▶ **What is expected**: Output all records precisely as written.

[BEGIN]

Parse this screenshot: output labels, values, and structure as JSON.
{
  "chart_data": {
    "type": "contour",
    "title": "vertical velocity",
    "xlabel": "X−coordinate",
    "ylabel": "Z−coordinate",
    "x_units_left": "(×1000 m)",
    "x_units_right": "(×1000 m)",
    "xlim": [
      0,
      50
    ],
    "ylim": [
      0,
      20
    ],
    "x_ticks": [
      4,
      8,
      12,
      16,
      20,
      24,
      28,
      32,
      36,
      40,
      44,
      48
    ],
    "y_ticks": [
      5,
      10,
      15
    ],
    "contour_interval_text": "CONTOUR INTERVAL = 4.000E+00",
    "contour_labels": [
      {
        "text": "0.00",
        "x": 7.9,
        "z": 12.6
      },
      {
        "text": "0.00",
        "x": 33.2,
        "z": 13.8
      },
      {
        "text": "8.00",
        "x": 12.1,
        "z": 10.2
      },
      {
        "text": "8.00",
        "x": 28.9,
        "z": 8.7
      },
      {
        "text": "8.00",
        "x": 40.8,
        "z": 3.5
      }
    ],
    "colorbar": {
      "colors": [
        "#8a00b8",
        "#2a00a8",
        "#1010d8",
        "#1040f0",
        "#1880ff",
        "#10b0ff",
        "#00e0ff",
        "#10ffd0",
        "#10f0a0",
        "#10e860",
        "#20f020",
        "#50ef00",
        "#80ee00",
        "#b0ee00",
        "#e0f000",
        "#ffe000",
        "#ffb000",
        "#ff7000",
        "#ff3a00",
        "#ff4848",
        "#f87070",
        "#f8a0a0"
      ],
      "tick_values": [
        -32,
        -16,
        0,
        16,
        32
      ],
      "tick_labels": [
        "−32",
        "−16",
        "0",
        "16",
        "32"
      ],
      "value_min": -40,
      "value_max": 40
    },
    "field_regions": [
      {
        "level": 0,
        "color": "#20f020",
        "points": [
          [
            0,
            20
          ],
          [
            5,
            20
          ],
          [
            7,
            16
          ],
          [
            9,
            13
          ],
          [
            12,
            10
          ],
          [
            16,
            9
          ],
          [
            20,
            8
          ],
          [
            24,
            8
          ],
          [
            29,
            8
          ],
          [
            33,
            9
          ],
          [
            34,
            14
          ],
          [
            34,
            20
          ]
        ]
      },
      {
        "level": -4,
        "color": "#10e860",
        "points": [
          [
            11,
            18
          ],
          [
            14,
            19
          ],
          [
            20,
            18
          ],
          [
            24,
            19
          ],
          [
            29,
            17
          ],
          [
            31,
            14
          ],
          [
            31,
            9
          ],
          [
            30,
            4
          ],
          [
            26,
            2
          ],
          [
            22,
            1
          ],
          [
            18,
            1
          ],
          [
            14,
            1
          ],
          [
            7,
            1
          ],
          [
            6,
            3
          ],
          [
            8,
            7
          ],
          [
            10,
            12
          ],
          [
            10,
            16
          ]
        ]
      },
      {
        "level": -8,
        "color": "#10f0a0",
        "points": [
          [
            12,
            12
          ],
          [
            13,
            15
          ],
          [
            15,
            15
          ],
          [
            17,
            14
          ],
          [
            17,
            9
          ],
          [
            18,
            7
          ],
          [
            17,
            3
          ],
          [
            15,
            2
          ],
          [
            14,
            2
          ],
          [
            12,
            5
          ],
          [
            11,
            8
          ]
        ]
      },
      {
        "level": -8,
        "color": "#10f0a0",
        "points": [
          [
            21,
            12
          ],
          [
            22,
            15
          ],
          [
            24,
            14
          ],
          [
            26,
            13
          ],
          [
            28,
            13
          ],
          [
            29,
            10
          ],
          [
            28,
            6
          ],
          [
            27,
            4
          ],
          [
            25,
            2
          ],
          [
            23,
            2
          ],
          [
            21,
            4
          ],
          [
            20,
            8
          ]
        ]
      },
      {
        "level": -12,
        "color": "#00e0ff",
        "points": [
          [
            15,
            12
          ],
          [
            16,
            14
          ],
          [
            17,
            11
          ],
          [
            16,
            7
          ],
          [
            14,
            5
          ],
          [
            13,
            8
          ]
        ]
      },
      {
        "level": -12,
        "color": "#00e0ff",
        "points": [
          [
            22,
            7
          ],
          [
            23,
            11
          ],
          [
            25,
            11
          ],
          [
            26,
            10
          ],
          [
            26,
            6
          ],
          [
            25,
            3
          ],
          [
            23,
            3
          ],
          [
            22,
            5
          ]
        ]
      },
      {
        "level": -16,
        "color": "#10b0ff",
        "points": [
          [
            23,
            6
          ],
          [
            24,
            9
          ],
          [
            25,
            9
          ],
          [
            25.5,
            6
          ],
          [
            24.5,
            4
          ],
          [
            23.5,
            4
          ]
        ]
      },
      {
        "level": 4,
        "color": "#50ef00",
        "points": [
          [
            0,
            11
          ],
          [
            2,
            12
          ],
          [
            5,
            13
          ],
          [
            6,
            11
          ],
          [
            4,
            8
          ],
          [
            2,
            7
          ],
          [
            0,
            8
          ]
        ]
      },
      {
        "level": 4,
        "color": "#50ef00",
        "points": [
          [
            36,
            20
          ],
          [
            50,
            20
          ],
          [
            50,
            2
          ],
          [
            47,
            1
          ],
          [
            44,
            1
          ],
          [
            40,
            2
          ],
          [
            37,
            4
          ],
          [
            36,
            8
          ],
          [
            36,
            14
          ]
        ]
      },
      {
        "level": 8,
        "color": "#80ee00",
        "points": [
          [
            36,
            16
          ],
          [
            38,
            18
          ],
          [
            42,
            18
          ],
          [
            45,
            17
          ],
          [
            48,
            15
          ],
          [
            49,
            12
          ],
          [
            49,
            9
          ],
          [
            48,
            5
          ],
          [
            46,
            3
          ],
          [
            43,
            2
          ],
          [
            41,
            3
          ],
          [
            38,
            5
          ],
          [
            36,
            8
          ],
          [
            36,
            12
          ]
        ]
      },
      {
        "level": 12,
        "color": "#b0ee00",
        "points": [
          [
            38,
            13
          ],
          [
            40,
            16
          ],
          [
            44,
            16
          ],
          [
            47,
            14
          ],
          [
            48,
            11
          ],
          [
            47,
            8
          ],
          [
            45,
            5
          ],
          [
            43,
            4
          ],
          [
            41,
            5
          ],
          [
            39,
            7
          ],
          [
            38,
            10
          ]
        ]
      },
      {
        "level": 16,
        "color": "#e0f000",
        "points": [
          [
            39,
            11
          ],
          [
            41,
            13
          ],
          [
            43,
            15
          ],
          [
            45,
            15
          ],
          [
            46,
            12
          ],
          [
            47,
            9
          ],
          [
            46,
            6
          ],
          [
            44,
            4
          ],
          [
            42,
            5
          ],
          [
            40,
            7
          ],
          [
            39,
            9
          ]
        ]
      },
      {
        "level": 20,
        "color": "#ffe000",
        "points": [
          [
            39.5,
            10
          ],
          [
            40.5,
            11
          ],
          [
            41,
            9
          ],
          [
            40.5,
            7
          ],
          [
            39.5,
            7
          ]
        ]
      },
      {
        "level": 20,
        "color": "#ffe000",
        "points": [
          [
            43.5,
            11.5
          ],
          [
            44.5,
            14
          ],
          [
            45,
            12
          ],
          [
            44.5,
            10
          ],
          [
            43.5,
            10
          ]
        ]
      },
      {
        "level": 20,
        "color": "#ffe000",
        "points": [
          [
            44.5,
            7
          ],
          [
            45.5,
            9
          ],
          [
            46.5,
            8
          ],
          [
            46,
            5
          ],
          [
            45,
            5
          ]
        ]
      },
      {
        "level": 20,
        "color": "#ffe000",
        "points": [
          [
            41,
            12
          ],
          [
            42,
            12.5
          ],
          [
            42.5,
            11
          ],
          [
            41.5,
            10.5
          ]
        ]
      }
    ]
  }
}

[END]

▶ **Answer below**:
Parse this screenshot: output labels, values, and structure as JSON.
{
  "chart_data": {
    "type": "contour",
    "title": "vertical velocity",
    "xlabel": "X−coordinate",
    "ylabel": "Z−coordinate",
    "x_units_left": "(×1000 m)",
    "x_units_right": "(×1000 m)",
    "xlim": [
      0,
      50
    ],
    "ylim": [
      0,
      20
    ],
    "x_ticks": [
      4,
      8,
      12,
      16,
      20,
      24,
      28,
      32,
      36,
      40,
      44,
      48
    ],
    "y_ticks": [
      5,
      10,
      15
    ],
    "contour_interval_text": "CONTOUR INTERVAL = 4.000E+00",
    "contour_labels": [
      {
        "text": "0.00",
        "x": 7.9,
        "z": 12.6
      },
      {
        "text": "0.00",
        "x": 33.2,
        "z": 13.8
      },
      {
        "text": "8.00",
        "x": 12.1,
        "z": 10.2
      },
      {
        "text": "8.00",
        "x": 28.9,
        "z": 8.7
      },
      {
        "text": "8.00",
        "x": 40.8,
        "z": 3.5
      }
    ],
    "colorbar": {
      "colors": [
        "#8a00b8",
        "#2a00a8",
        "#1010d8",
        "#1040f0",
        "#1880ff",
        "#10b0ff",
        "#00e0ff",
        "#10ffd0",
        "#10f0a0",
        "#10e860",
        "#20f020",
        "#50ef00",
        "#80ee00",
        "#b0ee00",
        "#e0f000",
        "#ffe000",
        "#ffb000",
        "#ff7000",
        "#ff3a00",
        "#ff4848",
        "#f87070",
        "#f8a0a0"
      ],
      "tick_values": [
        -32,
        -16,
        0,
        16,
        32
      ],
      "tick_labels": [
        "−32",
        "−16",
        "0",
        "16",
        "32"
      ],
      "value_min": -40,
      "value_max": 40
    },
    "field_regions": [
      {
        "level": 0,
        "color": "#20f020",
        "points": [
          [
            0,
            20
          ],
          [
            5,
            20
          ],
          [
            7,
            16
          ],
          [
            9,
            13
          ],
          [
            12,
            10
          ],
          [
            16,
            9
          ],
          [
            20,
            8
          ],
          [
            24,
            8
          ],
          [
            29,
            8
          ],
          [
            33,
            9
          ],
          [
            34,
            14
          ],
          [
            34,
            20
          ]
        ]
      },
      {
        "level": -4,
        "color": "#10e860",
        "points": [
          [
            11,
            18
          ],
          [
            14,
            19
          ],
          [
            20,
            18
          ],
          [
            24,
            19
          ],
          [
            29,
            17
          ],
          [
            31,
            14
          ],
          [
            31,
            9
          ],
          [
            30,
            4
          ],
          [
            26,
            2
          ],
          [
            22,
            1
          ],
          [
            18,
            1
          ],
          [
            14,
            1
          ],
          [
            7,
            1
          ],
          [
            6,
            3
          ],
          [
            8,
            7
          ],
          [
            10,
            12
          ],
          [
            10,
            16
          ]
        ]
      },
      {
        "level": -8,
        "color": "#10f0a0",
        "points": [
          [
            12,
            12
          ],
          [
            13,
            15
          ],
          [
            15,
            15
          ],
          [
            17,
            14
          ],
          [
            17,
            9
          ],
          [
            18,
            7
          ],
          [
            17,
            3
          ],
          [
            15,
            2
          ],
          [
            14,
            2
          ],
          [
            12,
            5
          ],
          [
            11,
            8
          ]
        ]
      },
      {
        "level": -8,
        "color": "#10f0a0",
        "points": [
          [
            21,
            12
          ],
          [
            22,
            15
          ],
          [
            24,
            14
          ],
          [
            26,
            13
          ],
          [
            28,
            13
          ],
          [
            29,
            10
          ],
          [
            28,
            6
          ],
          [
            27,
            4
          ],
          [
            25,
            2
          ],
          [
            23,
            2
          ],
          [
            21,
            4
          ],
          [
            20,
            8
          ]
        ]
      },
      {
        "level": -12,
        "color": "#00e0ff",
        "points": [
          [
            15,
            12
          ],
          [
            16,
            14
          ],
          [
            17,
            11
          ],
          [
            16,
            7
          ],
          [
            14,
            5
          ],
          [
            13,
            8
          ]
        ]
      },
      {
        "level": -12,
        "color": "#00e0ff",
        "points": [
          [
            22,
            7
          ],
          [
            23,
            11
          ],
          [
            25,
            11
          ],
          [
            26,
            10
          ],
          [
            26,
            6
          ],
          [
            25,
            3
          ],
          [
            23,
            3
          ],
          [
            22,
            5
          ]
        ]
      },
      {
        "level": -16,
        "color": "#10b0ff",
        "points": [
          [
            23,
            6
          ],
          [
            24,
            9
          ],
          [
            25,
            9
          ],
          [
            25.5,
            6
          ],
          [
            24.5,
            4
          ],
          [
            23.5,
            4
          ]
        ]
      },
      {
        "level": 4,
        "color": "#50ef00",
        "points": [
          [
            0,
            11
          ],
          [
            2,
            12
          ],
          [
            5,
            13
          ],
          [
            6,
            11
          ],
          [
            4,
            8
          ],
          [
            2,
            7
          ],
          [
            0,
            8
          ]
        ]
      },
      {
        "level": 4,
        "color": "#50ef00",
        "points": [
          [
            36,
            20
          ],
          [
            50,
            20
          ],
          [
            50,
            2
          ],
          [
            47,
            1
          ],
          [
            44,
            1
          ],
          [
            40,
            2
          ],
          [
            37,
            4
          ],
          [
            36,
            8
          ],
          [
            36,
            14
          ]
        ]
      },
      {
        "level": 8,
        "color": "#80ee00",
        "points": [
          [
            36,
            16
          ],
          [
            38,
            18
          ],
          [
            42,
            18
          ],
          [
            45,
            17
          ],
          [
            48,
            15
          ],
          [
            49,
            12
          ],
          [
            49,
            9
          ],
          [
            48,
            5
          ],
          [
            46,
            3
          ],
          [
            43,
            2
          ],
          [
            41,
            3
          ],
          [
            38,
            5
          ],
          [
            36,
            8
          ],
          [
            36,
            12
          ]
        ]
      },
      {
        "level": 12,
        "color": "#b0ee00",
        "points": [
          [
            38,
            13
          ],
          [
            40,
            16
          ],
          [
            44,
            16
          ],
          [
            47,
            14
          ],
          [
            48,
            11
          ],
          [
            47,
            8
          ],
          [
            45,
            5
          ],
          [
            43,
            4
          ],
          [
            41,
            5
          ],
          [
            39,
            7
          ],
          [
            38,
            10
          ]
        ]
      },
      {
        "level": 16,
        "color": "#e0f000",
        "points": [
          [
            39,
            11
          ],
          [
            41,
            13
          ],
          [
            43,
            15
          ],
          [
            45,
            15
          ],
          [
            46,
            12
          ],
          [
            47,
            9
          ],
          [
            46,
            6
          ],
          [
            44,
            4
          ],
          [
            42,
            5
          ],
          [
            40,
            7
          ],
          [
            39,
            9
          ]
        ]
      },
      {
        "level": 20,
        "color": "#ffe000",
        "points": [
          [
            39.5,
            10
          ],
          [
            40.5,
            11
          ],
          [
            41,
            9
          ],
          [
            40.5,
            7
          ],
          [
            39.5,
            7
          ]
        ]
      },
      {
        "level": 20,
        "color": "#ffe000",
        "points": [
          [
            43.5,
            11.5
          ],
          [
            44.5,
            14
          ],
          [
            45,
            12
          ],
          [
            44.5,
            10
          ],
          [
            43.5,
            10
          ]
        ]
      },
      {
        "level": 20,
        "color": "#ffe000",
        "points": [
          [
            44.5,
            7
          ],
          [
            45.5,
            9
          ],
          [
            46.5,
            8
          ],
          [
            46,
            5
          ],
          [
            45,
            5
          ]
        ]
      },
      {
        "level": 20,
        "color": "#ffe000",
        "points": [
          [
            41,
            12
          ],
          [
            42,
            12.5
          ],
          [
            42.5,
            11
          ],
          [
            41.5,
            10.5
          ]
        ]
      }
    ]
  }
}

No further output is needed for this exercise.